◆ **Goal of the exercise**
Retype the records below word for word and omit any image.

◆ **Input rows**
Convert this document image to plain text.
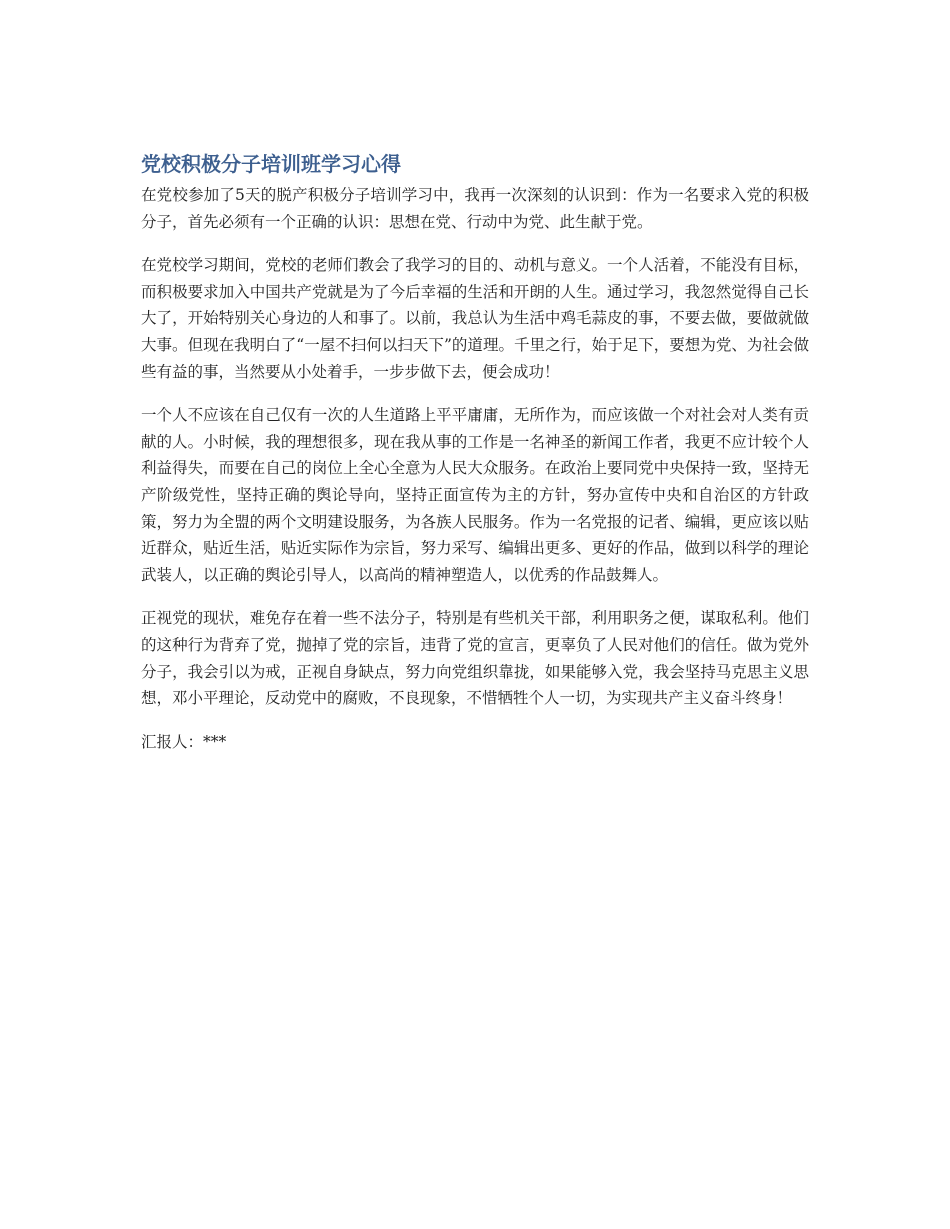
党校积极分子培训班学习心得

在党校参加了5天的脱产积极分子培训学习中，我再一次深刻的认识到：作为一名要求入党的积极分子，首先必须有一个正确的认识：思想在党、行动中为党、此生献于党。

在党校学习期间，党校的老师们教会了我学习的目的、动机与意义。一个人活着，不能没有目标，而积极要求加入中国共产党就是为了今后幸福的生活和开朗的人生。通过学习，我忽然觉得自己长大了，开始特别关心身边的人和事了。以前，我总认为生活中鸡毛蒜皮的事，不要去做，要做就做大事。但现在我明白了“一屋不扫何以扫天下”的道理。千里之行，始于足下，要想为党、为社会做些有益的事，当然要从小处着手，一步步做下去，便会成功！

一个人不应该在自己仅有一次的人生道路上平平庸庸，无所作为，而应该做一个对社会对人类有贡献的人。小时候，我的理想很多，现在我从事的工作是一名神圣的新闻工作者，我更不应计较个人利益得失，而要在自己的岗位上全心全意为人民大众服务。在政治上要同党中央保持一致，坚持无产阶级党性，坚持正确的舆论导向，坚持正面宣传为主的方针，努办宣传中央和自治区的方针政策，努力为全盟的两个文明建设服务，为各族人民服务。作为一名党报的记者、编辑，更应该以贴近群众，贴近生活，贴近实际作为宗旨，努力采写、编辑出更多、更好的作品，做到以科学的理论武装人，以正确的舆论引导人，以高尚的精神塑造人，以优秀的作品鼓舞人。

正视党的现状，难免存在着一些不法分子，特别是有些机关干部，利用职务之便，谋取私利。他们的这种行为背弃了党，抛掉了党的宗旨，违背了党的宣言，更辜负了人民对他们的信任。做为党外分子，我会引以为戒，正视自身缺点，努力向党组织靠拢，如果能够入党，我会坚持马克思主义思想，邓小平理论，反动党中的腐败，不良现象，不惜牺牲个人一切，为实现共产主义奋斗终身！

汇报人：***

◆ **Task output**
Convert this document image to plain text.
党校积极分子培训班学习心得

在党校参加了5天的脱产积极分子培训学习中，我再一次深刻的认识到：作为一名要求入党的积极分子，首先必须有一个正确的认识：思想在党、行动中为党、此生献于党。

在党校学习期间，党校的老师们教会了我学习的目的、动机与意义。一个人活着，不能没有目标，而积极要求加入中国共产党就是为了今后幸福的生活和开朗的人生。通过学习，我忽然觉得自己长大了，开始特别关心身边的人和事了。以前，我总认为生活中鸡毛蒜皮的事，不要去做，要做就做大事。但现在我明白了“一屋不扫何以扫天下”的道理。千里之行，始于足下，要想为党、为社会做些有益的事，当然要从小处着手，一步步做下去，便会成功！

一个人不应该在自己仅有一次的人生道路上平平庸庸，无所作为，而应该做一个对社会对人类有贡献的人。小时候，我的理想很多，现在我从事的工作是一名神圣的新闻工作者，我更不应计较个人利益得失，而要在自己的岗位上全心全意为人民大众服务。在政治上要同党中央保持一致，坚持无产阶级党性，坚持正确的舆论导向，坚持正面宣传为主的方针，努办宣传中央和自治区的方针政策，努力为全盟的两个文明建设服务，为各族人民服务。作为一名党报的记者、编辑，更应该以贴近群众，贴近生活，贴近实际作为宗旨，努力采写、编辑出更多、更好的作品，做到以科学的理论武装人，以正确的舆论引导人，以高尚的精神塑造人，以优秀的作品鼓舞人。

正视党的现状，难免存在着一些不法分子，特别是有些机关干部，利用职务之便，谋取私利。他们的这种行为背弃了党，抛掉了党的宗旨，违背了党的宣言，更辜负了人民对他们的信任。做为党外分子，我会引以为戒，正视自身缺点，努力向党组织靠拢，如果能够入党，我会坚持马克思主义思想，邓小平理论，反动党中的腐败，不良现象，不惜牺牲个人一切，为实现共产主义奋斗终身！

汇报人：***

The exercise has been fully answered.